Stored entries:
□ □ □ □

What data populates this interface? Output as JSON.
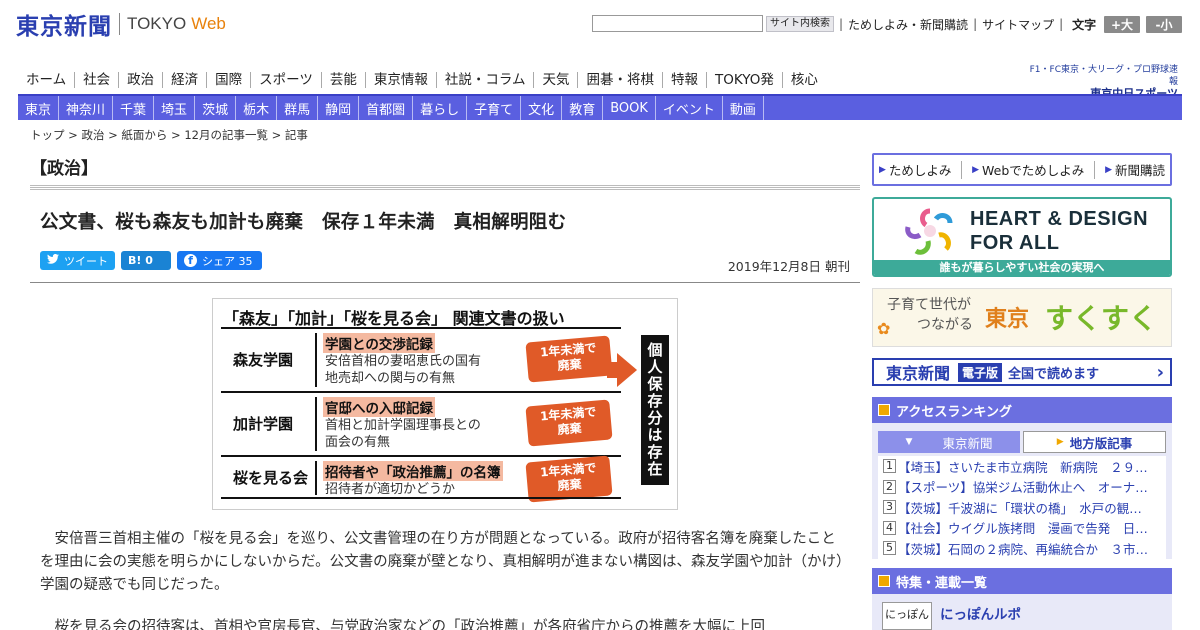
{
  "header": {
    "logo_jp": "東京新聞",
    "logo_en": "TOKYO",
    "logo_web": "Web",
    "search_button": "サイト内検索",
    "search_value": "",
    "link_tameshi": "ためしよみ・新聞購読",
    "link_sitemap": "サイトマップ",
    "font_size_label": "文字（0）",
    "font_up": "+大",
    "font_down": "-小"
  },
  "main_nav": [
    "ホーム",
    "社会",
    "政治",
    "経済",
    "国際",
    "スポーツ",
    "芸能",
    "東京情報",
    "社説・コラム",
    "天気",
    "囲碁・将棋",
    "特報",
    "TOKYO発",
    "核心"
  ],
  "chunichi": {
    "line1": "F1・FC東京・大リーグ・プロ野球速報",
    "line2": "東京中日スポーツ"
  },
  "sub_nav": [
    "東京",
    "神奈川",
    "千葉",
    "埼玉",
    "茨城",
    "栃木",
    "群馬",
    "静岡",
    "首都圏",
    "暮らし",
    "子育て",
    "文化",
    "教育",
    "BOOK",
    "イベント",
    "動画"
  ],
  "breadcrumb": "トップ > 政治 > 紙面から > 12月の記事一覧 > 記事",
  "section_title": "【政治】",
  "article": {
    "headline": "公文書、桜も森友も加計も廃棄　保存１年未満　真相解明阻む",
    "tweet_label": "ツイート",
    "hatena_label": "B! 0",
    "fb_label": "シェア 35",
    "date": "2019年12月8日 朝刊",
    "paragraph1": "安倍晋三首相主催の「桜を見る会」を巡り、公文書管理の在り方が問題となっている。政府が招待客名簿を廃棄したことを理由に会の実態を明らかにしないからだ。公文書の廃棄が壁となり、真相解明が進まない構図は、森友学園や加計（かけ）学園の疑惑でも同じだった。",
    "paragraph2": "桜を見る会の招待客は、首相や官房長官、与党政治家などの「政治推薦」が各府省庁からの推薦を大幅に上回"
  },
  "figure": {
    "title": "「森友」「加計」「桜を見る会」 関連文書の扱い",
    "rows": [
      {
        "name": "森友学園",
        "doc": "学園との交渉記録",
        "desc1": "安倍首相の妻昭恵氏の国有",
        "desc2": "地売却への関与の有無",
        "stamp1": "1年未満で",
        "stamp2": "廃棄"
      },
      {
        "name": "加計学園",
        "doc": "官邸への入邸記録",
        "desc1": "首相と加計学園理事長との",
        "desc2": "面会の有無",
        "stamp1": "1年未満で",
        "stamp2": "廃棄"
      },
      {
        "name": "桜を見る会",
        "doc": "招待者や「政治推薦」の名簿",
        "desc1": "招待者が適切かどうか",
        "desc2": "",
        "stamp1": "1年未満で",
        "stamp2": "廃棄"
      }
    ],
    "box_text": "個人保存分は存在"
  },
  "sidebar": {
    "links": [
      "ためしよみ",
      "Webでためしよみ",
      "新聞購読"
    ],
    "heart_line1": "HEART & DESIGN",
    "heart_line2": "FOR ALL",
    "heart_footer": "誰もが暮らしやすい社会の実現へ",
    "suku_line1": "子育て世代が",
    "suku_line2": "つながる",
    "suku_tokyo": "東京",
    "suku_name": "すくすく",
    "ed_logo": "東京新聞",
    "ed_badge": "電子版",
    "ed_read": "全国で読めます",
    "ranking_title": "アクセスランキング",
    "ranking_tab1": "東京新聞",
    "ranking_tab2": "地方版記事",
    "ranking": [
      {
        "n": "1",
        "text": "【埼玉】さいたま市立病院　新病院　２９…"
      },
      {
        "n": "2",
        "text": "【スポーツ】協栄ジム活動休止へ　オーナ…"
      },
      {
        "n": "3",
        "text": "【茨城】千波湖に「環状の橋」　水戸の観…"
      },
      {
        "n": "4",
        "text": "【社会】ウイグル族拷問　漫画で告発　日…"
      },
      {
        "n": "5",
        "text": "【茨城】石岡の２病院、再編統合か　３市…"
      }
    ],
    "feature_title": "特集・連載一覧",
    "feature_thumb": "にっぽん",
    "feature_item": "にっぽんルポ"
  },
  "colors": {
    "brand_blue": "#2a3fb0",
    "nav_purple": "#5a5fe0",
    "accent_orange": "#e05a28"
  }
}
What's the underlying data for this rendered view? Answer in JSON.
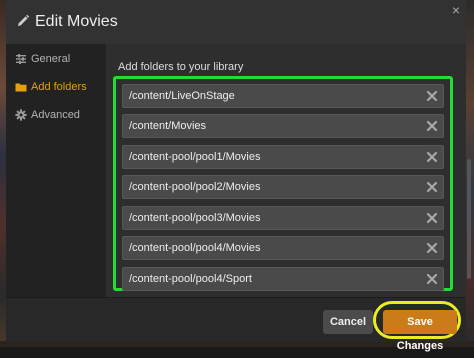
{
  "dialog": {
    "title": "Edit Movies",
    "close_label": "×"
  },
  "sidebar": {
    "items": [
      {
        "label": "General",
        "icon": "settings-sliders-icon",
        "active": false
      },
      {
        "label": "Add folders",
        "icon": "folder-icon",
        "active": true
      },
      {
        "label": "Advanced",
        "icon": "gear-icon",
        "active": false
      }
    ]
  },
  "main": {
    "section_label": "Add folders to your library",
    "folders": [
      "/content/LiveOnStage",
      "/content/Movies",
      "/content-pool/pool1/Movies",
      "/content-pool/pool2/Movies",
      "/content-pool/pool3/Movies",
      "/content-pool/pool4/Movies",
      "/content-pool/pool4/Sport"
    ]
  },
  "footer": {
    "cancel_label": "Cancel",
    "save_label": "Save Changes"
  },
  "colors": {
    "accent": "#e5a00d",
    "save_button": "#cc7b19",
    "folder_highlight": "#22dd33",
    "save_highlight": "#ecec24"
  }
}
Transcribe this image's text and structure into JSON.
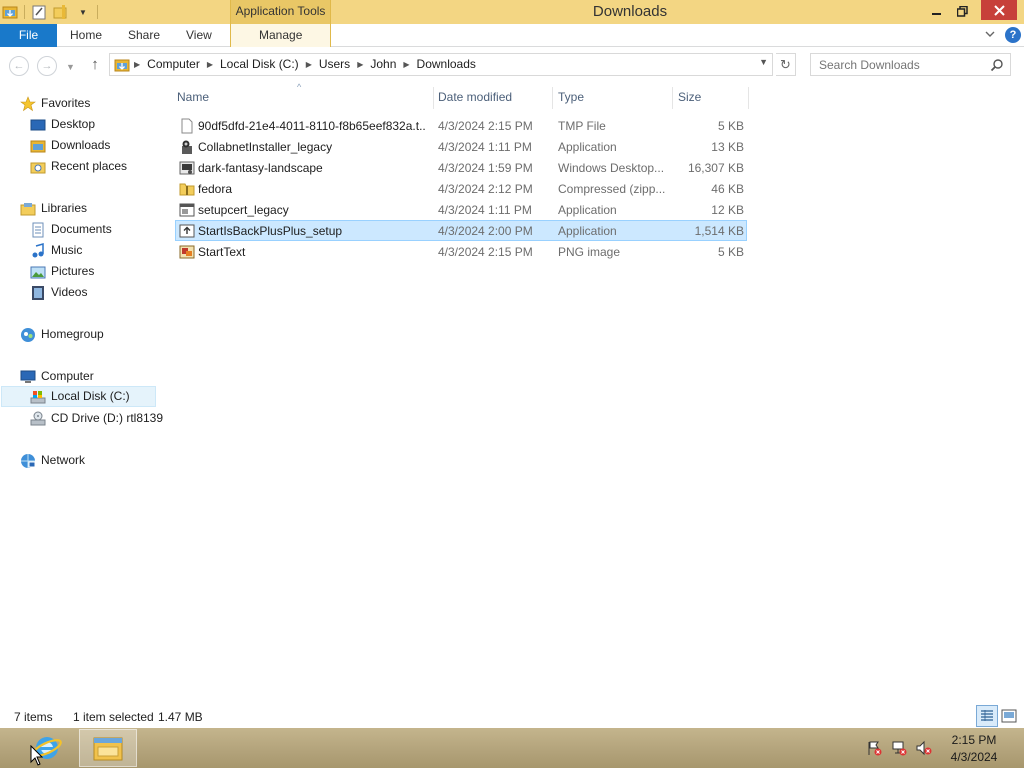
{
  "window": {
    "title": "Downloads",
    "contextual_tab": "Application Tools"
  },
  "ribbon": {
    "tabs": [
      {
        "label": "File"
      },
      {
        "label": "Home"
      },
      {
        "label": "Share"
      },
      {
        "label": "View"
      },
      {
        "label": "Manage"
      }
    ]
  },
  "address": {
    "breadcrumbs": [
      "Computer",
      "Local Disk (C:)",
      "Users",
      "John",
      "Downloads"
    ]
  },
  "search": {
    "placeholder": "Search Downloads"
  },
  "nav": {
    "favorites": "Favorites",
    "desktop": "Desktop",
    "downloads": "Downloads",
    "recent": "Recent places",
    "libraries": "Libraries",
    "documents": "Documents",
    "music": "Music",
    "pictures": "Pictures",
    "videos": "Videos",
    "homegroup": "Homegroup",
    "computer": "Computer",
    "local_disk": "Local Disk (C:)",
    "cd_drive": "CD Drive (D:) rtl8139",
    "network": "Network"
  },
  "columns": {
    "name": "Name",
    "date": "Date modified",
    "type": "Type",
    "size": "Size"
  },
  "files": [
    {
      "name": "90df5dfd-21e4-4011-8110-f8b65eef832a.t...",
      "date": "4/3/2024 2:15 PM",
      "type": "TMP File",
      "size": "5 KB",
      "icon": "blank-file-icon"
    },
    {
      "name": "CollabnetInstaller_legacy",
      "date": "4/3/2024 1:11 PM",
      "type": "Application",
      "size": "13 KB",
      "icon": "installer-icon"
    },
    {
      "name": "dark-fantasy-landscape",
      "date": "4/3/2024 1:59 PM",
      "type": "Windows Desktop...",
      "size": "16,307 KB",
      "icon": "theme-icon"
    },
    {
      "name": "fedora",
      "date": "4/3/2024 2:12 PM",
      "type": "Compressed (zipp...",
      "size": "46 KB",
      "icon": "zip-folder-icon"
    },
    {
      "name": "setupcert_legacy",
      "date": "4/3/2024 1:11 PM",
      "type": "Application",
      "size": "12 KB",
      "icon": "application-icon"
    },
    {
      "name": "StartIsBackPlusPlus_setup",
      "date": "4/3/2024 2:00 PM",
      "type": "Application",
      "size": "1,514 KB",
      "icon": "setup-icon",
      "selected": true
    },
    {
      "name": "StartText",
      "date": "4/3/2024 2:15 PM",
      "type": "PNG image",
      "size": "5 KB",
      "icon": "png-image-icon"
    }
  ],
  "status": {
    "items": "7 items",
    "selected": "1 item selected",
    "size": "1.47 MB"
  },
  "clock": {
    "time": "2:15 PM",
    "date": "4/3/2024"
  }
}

□ □ □ □

Write out the full set of lines verbatim, without the pictures.

Exercise solution:
What data populates this interface? Output as JSON.
{
  "header": {
    "logo_jp": "東京新聞",
    "logo_en": "TOKYO",
    "logo_web": "Web",
    "search_button": "サイト内検索",
    "search_value": "",
    "link_tameshi": "ためしよみ・新聞購読",
    "link_sitemap": "サイトマップ",
    "font_size_label": "文字（0）",
    "font_up": "+大",
    "font_down": "-小"
  },
  "main_nav": [
    "ホーム",
    "社会",
    "政治",
    "経済",
    "国際",
    "スポーツ",
    "芸能",
    "東京情報",
    "社説・コラム",
    "天気",
    "囲碁・将棋",
    "特報",
    "TOKYO発",
    "核心"
  ],
  "chunichi": {
    "line1": "F1・FC東京・大リーグ・プロ野球速報",
    "line2": "東京中日スポーツ"
  },
  "sub_nav": [
    "東京",
    "神奈川",
    "千葉",
    "埼玉",
    "茨城",
    "栃木",
    "群馬",
    "静岡",
    "首都圏",
    "暮らし",
    "子育て",
    "文化",
    "教育",
    "BOOK",
    "イベント",
    "動画"
  ],
  "breadcrumb": "トップ > 政治 > 紙面から > 12月の記事一覧 > 記事",
  "section_title": "【政治】",
  "article": {
    "headline": "公文書、桜も森友も加計も廃棄　保存１年未満　真相解明阻む",
    "tweet_label": "ツイート",
    "hatena_label": "B! 0",
    "fb_label": "シェア 35",
    "date": "2019年12月8日 朝刊",
    "paragraph1": "安倍晋三首相主催の「桜を見る会」を巡り、公文書管理の在り方が問題となっている。政府が招待客名簿を廃棄したことを理由に会の実態を明らかにしないからだ。公文書の廃棄が壁となり、真相解明が進まない構図は、森友学園や加計（かけ）学園の疑惑でも同じだった。",
    "paragraph2": "桜を見る会の招待客は、首相や官房長官、与党政治家などの「政治推薦」が各府省庁からの推薦を大幅に上回"
  },
  "figure": {
    "title": "「森友」「加計」「桜を見る会」 関連文書の扱い",
    "rows": [
      {
        "name": "森友学園",
        "doc": "学園との交渉記録",
        "desc1": "安倍首相の妻昭恵氏の国有",
        "desc2": "地売却への関与の有無",
        "stamp1": "1年未満で",
        "stamp2": "廃棄"
      },
      {
        "name": "加計学園",
        "doc": "官邸への入邸記録",
        "desc1": "首相と加計学園理事長との",
        "desc2": "面会の有無",
        "stamp1": "1年未満で",
        "stamp2": "廃棄"
      },
      {
        "name": "桜を見る会",
        "doc": "招待者や「政治推薦」の名簿",
        "desc1": "招待者が適切かどうか",
        "desc2": "",
        "stamp1": "1年未満で",
        "stamp2": "廃棄"
      }
    ],
    "box_text": "個人保存分は存在"
  },
  "sidebar": {
    "links": [
      "ためしよみ",
      "Webでためしよみ",
      "新聞購読"
    ],
    "heart_line1": "HEART & DESIGN",
    "heart_line2": "FOR ALL",
    "heart_footer": "誰もが暮らしやすい社会の実現へ",
    "suku_line1": "子育て世代が",
    "suku_line2": "つながる",
    "suku_tokyo": "東京",
    "suku_name": "すくすく",
    "ed_logo": "東京新聞",
    "ed_badge": "電子版",
    "ed_read": "全国で読めます",
    "ranking_title": "アクセスランキング",
    "ranking_tab1": "東京新聞",
    "ranking_tab2": "地方版記事",
    "ranking": [
      {
        "n": "1",
        "text": "【埼玉】さいたま市立病院　新病院　２９…"
      },
      {
        "n": "2",
        "text": "【スポーツ】協栄ジム活動休止へ　オーナ…"
      },
      {
        "n": "3",
        "text": "【茨城】千波湖に「環状の橋」　水戸の観…"
      },
      {
        "n": "4",
        "text": "【社会】ウイグル族拷問　漫画で告発　日…"
      },
      {
        "n": "5",
        "text": "【茨城】石岡の２病院、再編統合か　３市…"
      }
    ],
    "feature_title": "特集・連載一覧",
    "feature_thumb": "にっぽん",
    "feature_item": "にっぽんルポ"
  },
  "colors": {
    "brand_blue": "#2a3fb0",
    "nav_purple": "#5a5fe0",
    "accent_orange": "#e05a28"
  }
}
What's the underlying data for this rendered view? Answer in JSON.
{
  "dialog": {
    "title": "Edit Movies",
    "close_label": "×"
  },
  "sidebar": {
    "items": [
      {
        "label": "General",
        "icon": "settings-sliders-icon",
        "active": false
      },
      {
        "label": "Add folders",
        "icon": "folder-icon",
        "active": true
      },
      {
        "label": "Advanced",
        "icon": "gear-icon",
        "active": false
      }
    ]
  },
  "main": {
    "section_label": "Add folders to your library",
    "folders": [
      "/content/LiveOnStage",
      "/content/Movies",
      "/content-pool/pool1/Movies",
      "/content-pool/pool2/Movies",
      "/content-pool/pool3/Movies",
      "/content-pool/pool4/Movies",
      "/content-pool/pool4/Sport"
    ]
  },
  "footer": {
    "cancel_label": "Cancel",
    "save_label": "Save Changes"
  },
  "colors": {
    "accent": "#e5a00d",
    "save_button": "#cc7b19",
    "folder_highlight": "#22dd33",
    "save_highlight": "#ecec24"
  }
}
Transcribe this image's text and structure into JSON.
{
  "window": {
    "title": "Downloads",
    "contextual_tab": "Application Tools"
  },
  "ribbon": {
    "tabs": [
      {
        "label": "File"
      },
      {
        "label": "Home"
      },
      {
        "label": "Share"
      },
      {
        "label": "View"
      },
      {
        "label": "Manage"
      }
    ]
  },
  "address": {
    "breadcrumbs": [
      "Computer",
      "Local Disk (C:)",
      "Users",
      "John",
      "Downloads"
    ]
  },
  "search": {
    "placeholder": "Search Downloads"
  },
  "nav": {
    "favorites": "Favorites",
    "desktop": "Desktop",
    "downloads": "Downloads",
    "recent": "Recent places",
    "libraries": "Libraries",
    "documents": "Documents",
    "music": "Music",
    "pictures": "Pictures",
    "videos": "Videos",
    "homegroup": "Homegroup",
    "computer": "Computer",
    "local_disk": "Local Disk (C:)",
    "cd_drive": "CD Drive (D:) rtl8139",
    "network": "Network"
  },
  "columns": {
    "name": "Name",
    "date": "Date modified",
    "type": "Type",
    "size": "Size"
  },
  "files": [
    {
      "name": "90df5dfd-21e4-4011-8110-f8b65eef832a.t...",
      "date": "4/3/2024 2:15 PM",
      "type": "TMP File",
      "size": "5 KB",
      "icon": "blank-file-icon"
    },
    {
      "name": "CollabnetInstaller_legacy",
      "date": "4/3/2024 1:11 PM",
      "type": "Application",
      "size": "13 KB",
      "icon": "installer-icon"
    },
    {
      "name": "dark-fantasy-landscape",
      "date": "4/3/2024 1:59 PM",
      "type": "Windows Desktop...",
      "size": "16,307 KB",
      "icon": "theme-icon"
    },
    {
      "name": "fedora",
      "date": "4/3/2024 2:12 PM",
      "type": "Compressed (zipp...",
      "size": "46 KB",
      "icon": "zip-folder-icon"
    },
    {
      "name": "setupcert_legacy",
      "date": "4/3/2024 1:11 PM",
      "type": "Application",
      "size": "12 KB",
      "icon": "application-icon"
    },
    {
      "name": "StartIsBackPlusPlus_setup",
      "date": "4/3/2024 2:00 PM",
      "type": "Application",
      "size": "1,514 KB",
      "icon": "setup-icon",
      "selected": true
    },
    {
      "name": "StartText",
      "date": "4/3/2024 2:15 PM",
      "type": "PNG image",
      "size": "5 KB",
      "icon": "png-image-icon"
    }
  ],
  "status": {
    "items": "7 items",
    "selected": "1 item selected",
    "size": "1.47 MB"
  },
  "clock": {
    "time": "2:15 PM",
    "date": "4/3/2024"
  }
}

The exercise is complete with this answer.